What this task involves
From the entries that follow, pick out all lines holding "gender".

::: Records supplied :::

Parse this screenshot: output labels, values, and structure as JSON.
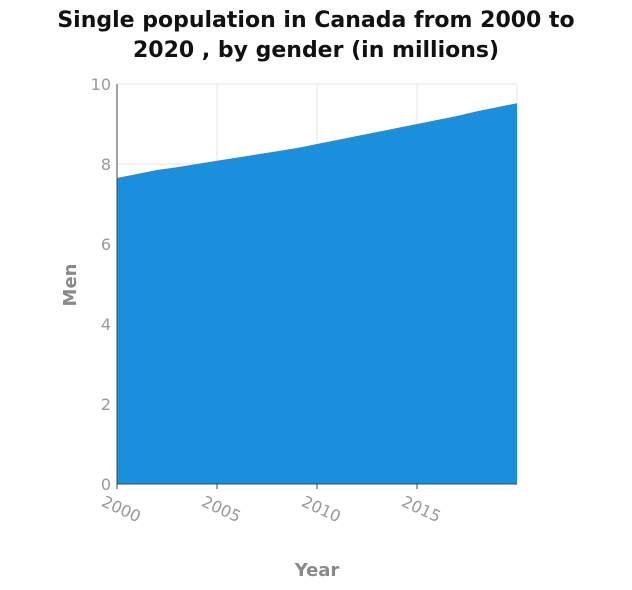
{
  "title_lines": [
    "Single population in Canada from 2000 to",
    "2020 , by gender (in millions)"
  ],
  "chart_data": {
    "type": "area",
    "title": "Single population in Canada from 2000 to 2020 , by gender (in millions)",
    "xlabel": "Year",
    "ylabel": "Men",
    "xlim": [
      2000,
      2020
    ],
    "ylim": [
      0,
      10
    ],
    "x_ticks": [
      2000,
      2005,
      2010,
      2015
    ],
    "y_ticks": [
      0,
      2,
      4,
      6,
      8,
      10
    ],
    "grid": true,
    "legend": "none",
    "series": [
      {
        "color": "#1a8fdb",
        "x": [
          2000,
          2001,
          2002,
          2003,
          2004,
          2005,
          2006,
          2007,
          2008,
          2009,
          2010,
          2011,
          2012,
          2013,
          2014,
          2015,
          2016,
          2017,
          2018,
          2019,
          2020
        ],
        "values": [
          7.65,
          7.75,
          7.85,
          7.92,
          8.0,
          8.08,
          8.16,
          8.24,
          8.32,
          8.4,
          8.5,
          8.6,
          8.7,
          8.8,
          8.9,
          9.0,
          9.1,
          9.2,
          9.32,
          9.42,
          9.52
        ]
      }
    ]
  }
}
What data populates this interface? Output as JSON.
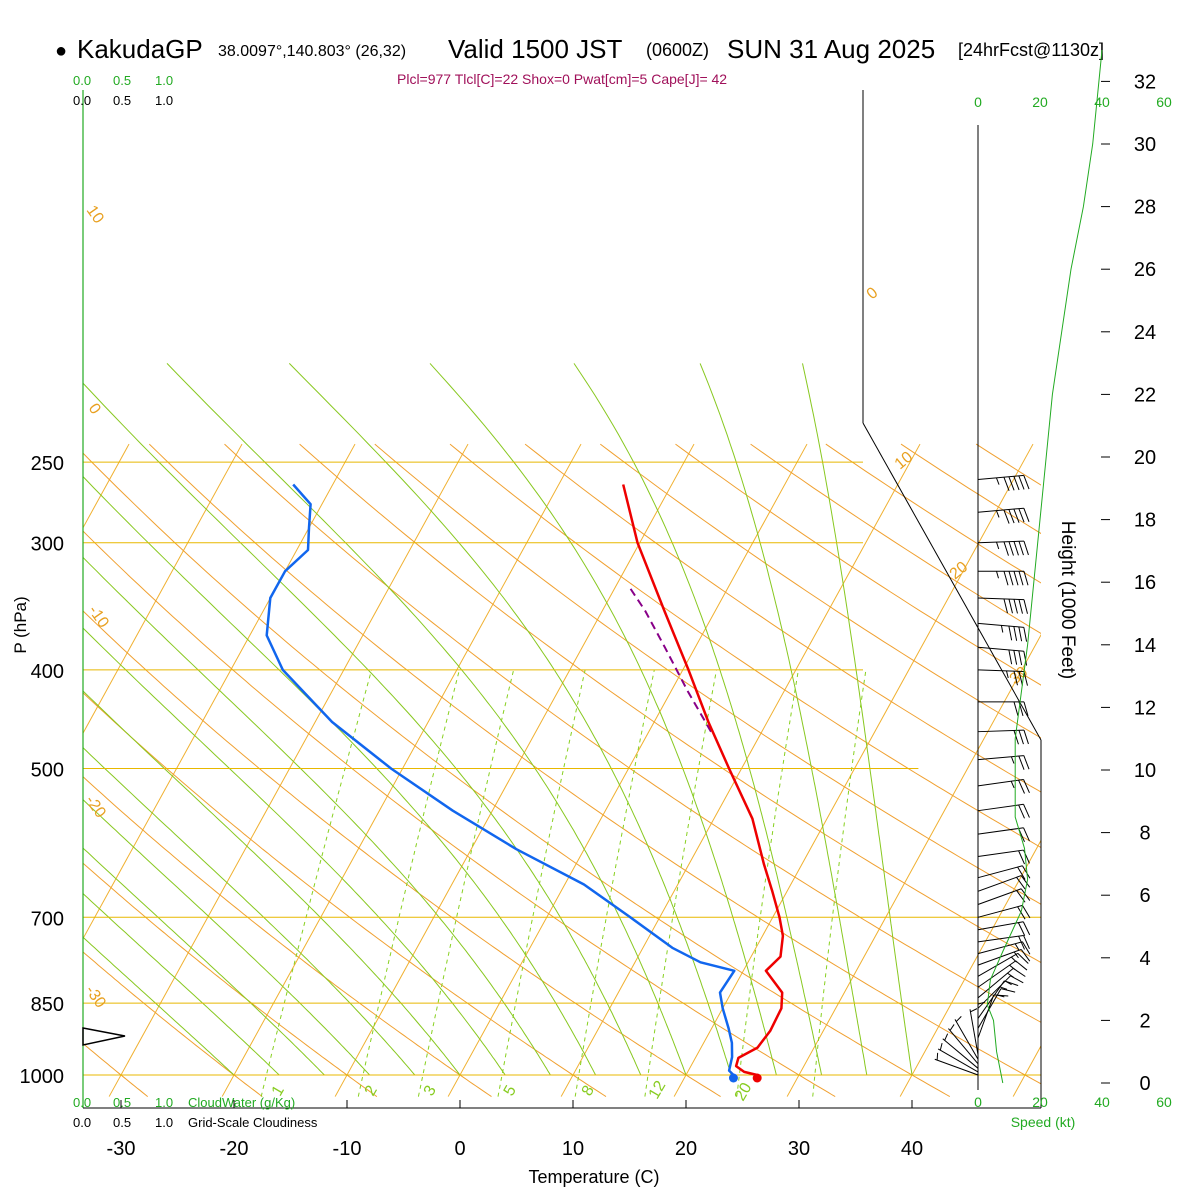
{
  "header": {
    "dot": "●",
    "station": "KakudaGP",
    "coords": "38.0097°,140.803° (26,32)",
    "valid": "Valid 1500 JST",
    "zulu": "(0600Z)",
    "date": "SUN 31 Aug 2025",
    "forecast": "[24hrFcst@1130z]"
  },
  "indices_line": "Plcl=977 Tlcl[C]=22 Shox=0 Pwat[cm]=5 Cape[J]= 42",
  "colors": {
    "temperature": "#ee0000",
    "dewpoint": "#1166ee",
    "parcel": "#880088",
    "isobar": "#e8b800",
    "isotherm": "#f0b030",
    "dry_adiabat": "#f0a030",
    "moist_adiabat": "#88c820",
    "mixing_ratio": "#88d020",
    "cloud": "#22aa22",
    "wind_profile": "#22aa22"
  },
  "chart_data": {
    "type": "skew-t",
    "title": "KakudaGP Valid 1500 JST (0600Z) SUN 31 Aug 2025",
    "xlabel": "Temperature (C)",
    "ylabel": "P (hPa)",
    "right_axis_label": "Height (1000 Feet)",
    "pressure_ticks": [
      250,
      300,
      400,
      500,
      700,
      850,
      1000
    ],
    "pressure_range": [
      250,
      1000
    ],
    "temperature_ticks": [
      "-30",
      "-20",
      "-10",
      "0",
      "10",
      "20",
      "30",
      "40"
    ],
    "temperature_range_at_1000": [
      -34,
      36
    ],
    "height_ticks": [
      "0",
      "2",
      "4",
      "6",
      "8",
      "10",
      "12",
      "14",
      "16",
      "18",
      "20",
      "22",
      "24",
      "26",
      "28",
      "30",
      "32"
    ],
    "top_cloud_scale": {
      "cloudwater": [
        "0.0",
        "0.5",
        "1.0"
      ],
      "cloudiness": [
        "0.0",
        "0.5",
        "1.0"
      ]
    },
    "bottom_cloud_scale": {
      "cloudwater": [
        "0.0",
        "0.5",
        "1.0"
      ],
      "cloudwater_label": "CloudWater (g/Kg)",
      "cloudiness": [
        "0.0",
        "0.5",
        "1.0"
      ],
      "cloudiness_label": "Grid-Scale Cloudiness"
    },
    "speed_ticks": [
      "0",
      "20",
      "40",
      "60"
    ],
    "speed_label": "Speed (kt)",
    "dry_adiabat_labels": [
      "10",
      "0",
      "-10",
      "-20",
      "-30"
    ],
    "isotherm_labels": [
      "0",
      "10",
      "20",
      "30"
    ],
    "mixing_ratio_labels": [
      "1",
      "2",
      "3",
      "5",
      "8",
      "12",
      "20"
    ],
    "temperature_profile": [
      {
        "p": 1000,
        "t": 26.3
      },
      {
        "p": 993,
        "t": 25.0
      },
      {
        "p": 980,
        "t": 24.0
      },
      {
        "p": 962,
        "t": 23.8
      },
      {
        "p": 940,
        "t": 25.0
      },
      {
        "p": 905,
        "t": 25.3
      },
      {
        "p": 860,
        "t": 25.2
      },
      {
        "p": 830,
        "t": 24.5
      },
      {
        "p": 790,
        "t": 22.0
      },
      {
        "p": 765,
        "t": 22.6
      },
      {
        "p": 730,
        "t": 21.8
      },
      {
        "p": 700,
        "t": 20.6
      },
      {
        "p": 660,
        "t": 18.7
      },
      {
        "p": 620,
        "t": 16.6
      },
      {
        "p": 560,
        "t": 13.4
      },
      {
        "p": 500,
        "t": 8.9
      },
      {
        "p": 450,
        "t": 4.8
      },
      {
        "p": 400,
        "t": 0.5
      },
      {
        "p": 350,
        "t": -4.5
      },
      {
        "p": 300,
        "t": -10.2
      },
      {
        "p": 263,
        "t": -14.3
      }
    ],
    "dewpoint_profile": [
      {
        "p": 1000,
        "t": 24.2
      },
      {
        "p": 990,
        "t": 23.6
      },
      {
        "p": 960,
        "t": 23.2
      },
      {
        "p": 930,
        "t": 22.5
      },
      {
        "p": 900,
        "t": 21.5
      },
      {
        "p": 860,
        "t": 20.0
      },
      {
        "p": 830,
        "t": 19.0
      },
      {
        "p": 790,
        "t": 19.2
      },
      {
        "p": 775,
        "t": 15.8
      },
      {
        "p": 750,
        "t": 12.6
      },
      {
        "p": 700,
        "t": 7.4
      },
      {
        "p": 650,
        "t": 1.7
      },
      {
        "p": 600,
        "t": -6.0
      },
      {
        "p": 550,
        "t": -13.5
      },
      {
        "p": 500,
        "t": -21.0
      },
      {
        "p": 450,
        "t": -28.5
      },
      {
        "p": 400,
        "t": -35.4
      },
      {
        "p": 370,
        "t": -38.5
      },
      {
        "p": 340,
        "t": -40.0
      },
      {
        "p": 320,
        "t": -40.0
      },
      {
        "p": 305,
        "t": -39.0
      },
      {
        "p": 290,
        "t": -40.0
      },
      {
        "p": 275,
        "t": -41.0
      },
      {
        "p": 263,
        "t": -43.5
      }
    ],
    "parcel_profile": [
      {
        "p": 460,
        "t": 5.5
      },
      {
        "p": 420,
        "t": 1.5
      },
      {
        "p": 380,
        "t": -2.7
      },
      {
        "p": 350,
        "t": -6.2
      },
      {
        "p": 330,
        "t": -9.0
      }
    ],
    "surface_temperature_c": 26.3,
    "surface_dewpoint_c": 24.2,
    "wind_barbs": [
      {
        "p": 260,
        "dir": 265,
        "kt": 55
      },
      {
        "p": 280,
        "dir": 265,
        "kt": 55
      },
      {
        "p": 300,
        "dir": 268,
        "kt": 55
      },
      {
        "p": 320,
        "dir": 270,
        "kt": 55
      },
      {
        "p": 340,
        "dir": 272,
        "kt": 50
      },
      {
        "p": 360,
        "dir": 275,
        "kt": 45
      },
      {
        "p": 380,
        "dir": 275,
        "kt": 40
      },
      {
        "p": 400,
        "dir": 272,
        "kt": 35
      },
      {
        "p": 430,
        "dir": 270,
        "kt": 30
      },
      {
        "p": 460,
        "dir": 268,
        "kt": 30
      },
      {
        "p": 490,
        "dir": 265,
        "kt": 25
      },
      {
        "p": 520,
        "dir": 262,
        "kt": 25
      },
      {
        "p": 550,
        "dir": 262,
        "kt": 20
      },
      {
        "p": 580,
        "dir": 262,
        "kt": 20
      },
      {
        "p": 610,
        "dir": 262,
        "kt": 20
      },
      {
        "p": 640,
        "dir": 255,
        "kt": 20
      },
      {
        "p": 660,
        "dir": 250,
        "kt": 20
      },
      {
        "p": 680,
        "dir": 250,
        "kt": 20
      },
      {
        "p": 700,
        "dir": 255,
        "kt": 20
      },
      {
        "p": 720,
        "dir": 260,
        "kt": 20
      },
      {
        "p": 740,
        "dir": 262,
        "kt": 20
      },
      {
        "p": 760,
        "dir": 255,
        "kt": 15
      },
      {
        "p": 780,
        "dir": 250,
        "kt": 15
      },
      {
        "p": 800,
        "dir": 240,
        "kt": 15
      },
      {
        "p": 820,
        "dir": 235,
        "kt": 15
      },
      {
        "p": 840,
        "dir": 230,
        "kt": 15
      },
      {
        "p": 860,
        "dir": 225,
        "kt": 15
      },
      {
        "p": 880,
        "dir": 215,
        "kt": 15
      },
      {
        "p": 900,
        "dir": 210,
        "kt": 15
      },
      {
        "p": 920,
        "dir": 200,
        "kt": 10
      },
      {
        "p": 940,
        "dir": 180,
        "kt": 5
      },
      {
        "p": 955,
        "dir": 170,
        "kt": 5
      },
      {
        "p": 965,
        "dir": 150,
        "kt": 5
      },
      {
        "p": 975,
        "dir": 140,
        "kt": 5
      },
      {
        "p": 985,
        "dir": 130,
        "kt": 5
      },
      {
        "p": 993,
        "dir": 120,
        "kt": 5
      },
      {
        "p": 1000,
        "dir": 110,
        "kt": 5
      }
    ],
    "wind_speed_profile": [
      {
        "h": 0,
        "kt": 8
      },
      {
        "h": 1,
        "kt": 6
      },
      {
        "h": 2,
        "kt": 5
      },
      {
        "h": 2.5,
        "kt": 3
      },
      {
        "h": 3.3,
        "kt": 4
      },
      {
        "h": 4.2,
        "kt": 8
      },
      {
        "h": 5.5,
        "kt": 14
      },
      {
        "h": 6.5,
        "kt": 16
      },
      {
        "h": 7.5,
        "kt": 15
      },
      {
        "h": 8.5,
        "kt": 12
      },
      {
        "h": 10,
        "kt": 12
      },
      {
        "h": 11,
        "kt": 12
      },
      {
        "h": 12.5,
        "kt": 14
      },
      {
        "h": 14,
        "kt": 16
      },
      {
        "h": 16,
        "kt": 18
      },
      {
        "h": 18,
        "kt": 20
      },
      {
        "h": 20,
        "kt": 22
      },
      {
        "h": 22,
        "kt": 24
      },
      {
        "h": 24,
        "kt": 27
      },
      {
        "h": 26,
        "kt": 30
      },
      {
        "h": 28,
        "kt": 34
      },
      {
        "h": 30,
        "kt": 37
      },
      {
        "h": 32,
        "kt": 39
      },
      {
        "h": 33,
        "kt": 40
      }
    ],
    "cloudiness_marker_height_p": 950
  }
}
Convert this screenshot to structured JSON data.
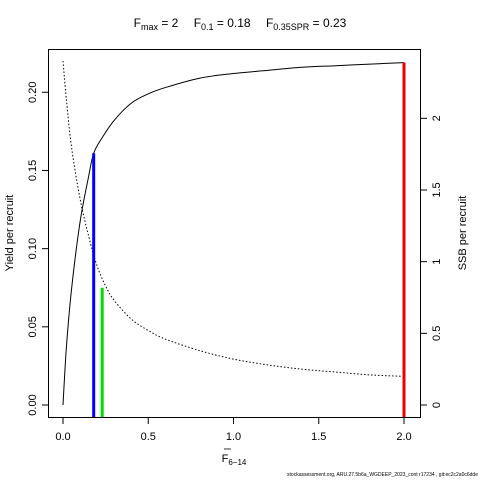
{
  "title_parts": {
    "fmax_label": "F",
    "fmax_sub": "max",
    "fmax_value": " = 2",
    "f01_label": "F",
    "f01_sub": "0.1",
    "f01_value": " = 0.18",
    "f035_label": "F",
    "f035_sub": "0.35SPR",
    "f035_value": " = 0.23"
  },
  "footer": "stockassessment.org, ARU.27.5b6a_WGDEEP_2023_cont r17234 , git:ec2c2a0c6dde",
  "chart_data": {
    "type": "line",
    "xlabel_main": "F",
    "xlabel_sub": "6−14",
    "ylabel_left": "Yield per recruit",
    "ylabel_right": "SSB per recruit",
    "xlim": [
      0,
      2
    ],
    "ylim_left": [
      0,
      0.22
    ],
    "ylim_right": [
      0,
      2.4
    ],
    "x_ticks": [
      0,
      0.5,
      1,
      1.5,
      2
    ],
    "x_tick_labels": [
      "0.0",
      "0.5",
      "1.0",
      "1.5",
      "2.0"
    ],
    "y_left_ticks": [
      0,
      0.05,
      0.1,
      0.15,
      0.2
    ],
    "y_left_tick_labels": [
      "0.00",
      "0.05",
      "0.10",
      "0.15",
      "0.20"
    ],
    "y_right_ticks": [
      0,
      0.5,
      1,
      1.5,
      2
    ],
    "y_right_tick_labels": [
      "0",
      "0.5",
      "1",
      "1.5",
      "2"
    ],
    "series": [
      {
        "style": "solid",
        "axis": "left",
        "x": [
          0,
          0.02,
          0.05,
          0.1,
          0.15,
          0.18,
          0.23,
          0.3,
          0.4,
          0.5,
          0.6,
          0.8,
          1.0,
          1.2,
          1.4,
          1.6,
          1.8,
          2.0
        ],
        "y": [
          0,
          0.037,
          0.074,
          0.117,
          0.146,
          0.161,
          0.171,
          0.182,
          0.193,
          0.199,
          0.203,
          0.209,
          0.212,
          0.214,
          0.216,
          0.217,
          0.218,
          0.219
        ]
      },
      {
        "style": "dotted",
        "axis": "right",
        "x": [
          0,
          0.02,
          0.05,
          0.1,
          0.15,
          0.2,
          0.25,
          0.3,
          0.4,
          0.5,
          0.6,
          0.8,
          1.0,
          1.2,
          1.4,
          1.6,
          1.8,
          2.0
        ],
        "y": [
          2.4,
          2.13,
          1.8,
          1.44,
          1.18,
          0.97,
          0.83,
          0.73,
          0.6,
          0.52,
          0.46,
          0.38,
          0.32,
          0.28,
          0.25,
          0.23,
          0.21,
          0.2
        ]
      }
    ],
    "reference_lines": [
      {
        "name": "F0.1",
        "x": 0.18,
        "y": 0.161,
        "color": "#0000ff"
      },
      {
        "name": "F0.35SPR",
        "x": 0.23,
        "y": 0.075,
        "color": "#00dd00"
      },
      {
        "name": "Fmax",
        "x": 2.0,
        "y": 0.219,
        "color": "#ee0000"
      }
    ]
  }
}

:::

Answer
    "2020 , by gender (in millions)"
    "title": "Single population in Canada from 2000 to 2020 , by gender (in millions)",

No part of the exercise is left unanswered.